WRITTEN TASK:
Please copy all the lines that follow, word for word.
----- PROVIDED RECORDS
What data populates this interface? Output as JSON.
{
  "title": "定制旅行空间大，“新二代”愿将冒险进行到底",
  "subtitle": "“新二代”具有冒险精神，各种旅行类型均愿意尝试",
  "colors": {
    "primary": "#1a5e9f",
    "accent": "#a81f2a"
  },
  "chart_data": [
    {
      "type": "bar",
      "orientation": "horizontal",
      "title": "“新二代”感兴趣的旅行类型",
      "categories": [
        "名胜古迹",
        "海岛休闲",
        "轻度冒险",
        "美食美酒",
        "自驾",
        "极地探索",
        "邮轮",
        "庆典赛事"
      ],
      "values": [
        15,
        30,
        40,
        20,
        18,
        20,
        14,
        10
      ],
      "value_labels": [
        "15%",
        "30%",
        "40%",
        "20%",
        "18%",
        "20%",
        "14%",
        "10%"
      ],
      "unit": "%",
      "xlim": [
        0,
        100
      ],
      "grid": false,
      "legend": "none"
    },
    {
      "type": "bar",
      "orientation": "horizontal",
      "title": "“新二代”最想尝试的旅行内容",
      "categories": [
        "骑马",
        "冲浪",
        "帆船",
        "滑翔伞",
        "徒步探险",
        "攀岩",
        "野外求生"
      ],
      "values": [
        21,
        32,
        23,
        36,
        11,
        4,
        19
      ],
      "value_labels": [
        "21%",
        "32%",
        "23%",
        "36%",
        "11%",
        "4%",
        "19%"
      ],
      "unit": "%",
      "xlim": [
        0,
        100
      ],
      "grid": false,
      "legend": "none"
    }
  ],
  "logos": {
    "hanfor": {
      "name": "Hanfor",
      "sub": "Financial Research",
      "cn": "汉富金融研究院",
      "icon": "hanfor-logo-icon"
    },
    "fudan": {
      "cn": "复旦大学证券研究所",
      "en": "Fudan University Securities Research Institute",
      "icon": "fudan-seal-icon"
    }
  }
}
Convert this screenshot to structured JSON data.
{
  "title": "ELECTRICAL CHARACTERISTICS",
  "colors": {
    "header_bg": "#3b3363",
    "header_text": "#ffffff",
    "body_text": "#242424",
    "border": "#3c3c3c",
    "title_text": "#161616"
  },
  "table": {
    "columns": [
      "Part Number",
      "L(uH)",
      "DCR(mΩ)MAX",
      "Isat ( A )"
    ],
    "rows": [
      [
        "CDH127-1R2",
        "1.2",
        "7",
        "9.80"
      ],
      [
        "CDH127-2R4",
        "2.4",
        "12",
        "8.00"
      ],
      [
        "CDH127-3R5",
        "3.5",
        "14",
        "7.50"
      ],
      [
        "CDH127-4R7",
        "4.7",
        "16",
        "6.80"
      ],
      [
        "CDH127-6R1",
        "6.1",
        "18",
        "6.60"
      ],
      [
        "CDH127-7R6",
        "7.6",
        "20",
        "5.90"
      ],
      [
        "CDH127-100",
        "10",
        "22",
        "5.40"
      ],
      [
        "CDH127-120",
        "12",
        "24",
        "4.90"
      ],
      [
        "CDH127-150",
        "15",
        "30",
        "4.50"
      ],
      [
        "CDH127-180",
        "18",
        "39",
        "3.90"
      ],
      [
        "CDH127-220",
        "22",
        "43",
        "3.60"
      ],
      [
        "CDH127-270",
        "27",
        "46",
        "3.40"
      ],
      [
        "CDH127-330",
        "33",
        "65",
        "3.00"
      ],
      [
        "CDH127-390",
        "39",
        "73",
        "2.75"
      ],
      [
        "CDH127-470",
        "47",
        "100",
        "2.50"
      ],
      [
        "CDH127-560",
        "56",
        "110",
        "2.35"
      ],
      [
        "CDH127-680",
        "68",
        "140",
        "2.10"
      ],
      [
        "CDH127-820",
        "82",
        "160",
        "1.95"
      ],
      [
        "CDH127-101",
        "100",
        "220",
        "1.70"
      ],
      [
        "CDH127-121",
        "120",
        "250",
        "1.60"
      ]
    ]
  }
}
----------
THE REPLY:
What data populates this interface? Output as JSON.
{
  "title": "定制旅行空间大，“新二代”愿将冒险进行到底",
  "subtitle": "“新二代”具有冒险精神，各种旅行类型均愿意尝试",
  "colors": {
    "primary": "#1a5e9f",
    "accent": "#a81f2a"
  },
  "chart_data": [
    {
      "type": "bar",
      "orientation": "horizontal",
      "title": "“新二代”感兴趣的旅行类型",
      "categories": [
        "名胜古迹",
        "海岛休闲",
        "轻度冒险",
        "美食美酒",
        "自驾",
        "极地探索",
        "邮轮",
        "庆典赛事"
      ],
      "values": [
        15,
        30,
        40,
        20,
        18,
        20,
        14,
        10
      ],
      "value_labels": [
        "15%",
        "30%",
        "40%",
        "20%",
        "18%",
        "20%",
        "14%",
        "10%"
      ],
      "unit": "%",
      "xlim": [
        0,
        100
      ],
      "grid": false,
      "legend": "none"
    },
    {
      "type": "bar",
      "orientation": "horizontal",
      "title": "“新二代”最想尝试的旅行内容",
      "categories": [
        "骑马",
        "冲浪",
        "帆船",
        "滑翔伞",
        "徒步探险",
        "攀岩",
        "野外求生"
      ],
      "values": [
        21,
        32,
        23,
        36,
        11,
        4,
        19
      ],
      "value_labels": [
        "21%",
        "32%",
        "23%",
        "36%",
        "11%",
        "4%",
        "19%"
      ],
      "unit": "%",
      "xlim": [
        0,
        100
      ],
      "grid": false,
      "legend": "none"
    }
  ],
  "logos": {
    "hanfor": {
      "name": "Hanfor",
      "sub": "Financial Research",
      "cn": "汉富金融研究院",
      "icon": "hanfor-logo-icon"
    },
    "fudan": {
      "cn": "复旦大学证券研究所",
      "en": "Fudan University Securities Research Institute",
      "icon": "fudan-seal-icon"
    }
  }
}
Convert this screenshot to structured JSON data.
{
  "title": "ELECTRICAL CHARACTERISTICS",
  "colors": {
    "header_bg": "#3b3363",
    "header_text": "#ffffff",
    "body_text": "#242424",
    "border": "#3c3c3c",
    "title_text": "#161616"
  },
  "table": {
    "columns": [
      "Part Number",
      "L(uH)",
      "DCR(mΩ)MAX",
      "Isat ( A )"
    ],
    "rows": [
      [
        "CDH127-1R2",
        "1.2",
        "7",
        "9.80"
      ],
      [
        "CDH127-2R4",
        "2.4",
        "12",
        "8.00"
      ],
      [
        "CDH127-3R5",
        "3.5",
        "14",
        "7.50"
      ],
      [
        "CDH127-4R7",
        "4.7",
        "16",
        "6.80"
      ],
      [
        "CDH127-6R1",
        "6.1",
        "18",
        "6.60"
      ],
      [
        "CDH127-7R6",
        "7.6",
        "20",
        "5.90"
      ],
      [
        "CDH127-100",
        "10",
        "22",
        "5.40"
      ],
      [
        "CDH127-120",
        "12",
        "24",
        "4.90"
      ],
      [
        "CDH127-150",
        "15",
        "30",
        "4.50"
      ],
      [
        "CDH127-180",
        "18",
        "39",
        "3.90"
      ],
      [
        "CDH127-220",
        "22",
        "43",
        "3.60"
      ],
      [
        "CDH127-270",
        "27",
        "46",
        "3.40"
      ],
      [
        "CDH127-330",
        "33",
        "65",
        "3.00"
      ],
      [
        "CDH127-390",
        "39",
        "73",
        "2.75"
      ],
      [
        "CDH127-470",
        "47",
        "100",
        "2.50"
      ],
      [
        "CDH127-560",
        "56",
        "110",
        "2.35"
      ],
      [
        "CDH127-680",
        "68",
        "140",
        "2.10"
      ],
      [
        "CDH127-820",
        "82",
        "160",
        "1.95"
      ],
      [
        "CDH127-101",
        "100",
        "220",
        "1.70"
      ],
      [
        "CDH127-121",
        "120",
        "250",
        "1.60"
      ]
    ]
  }
}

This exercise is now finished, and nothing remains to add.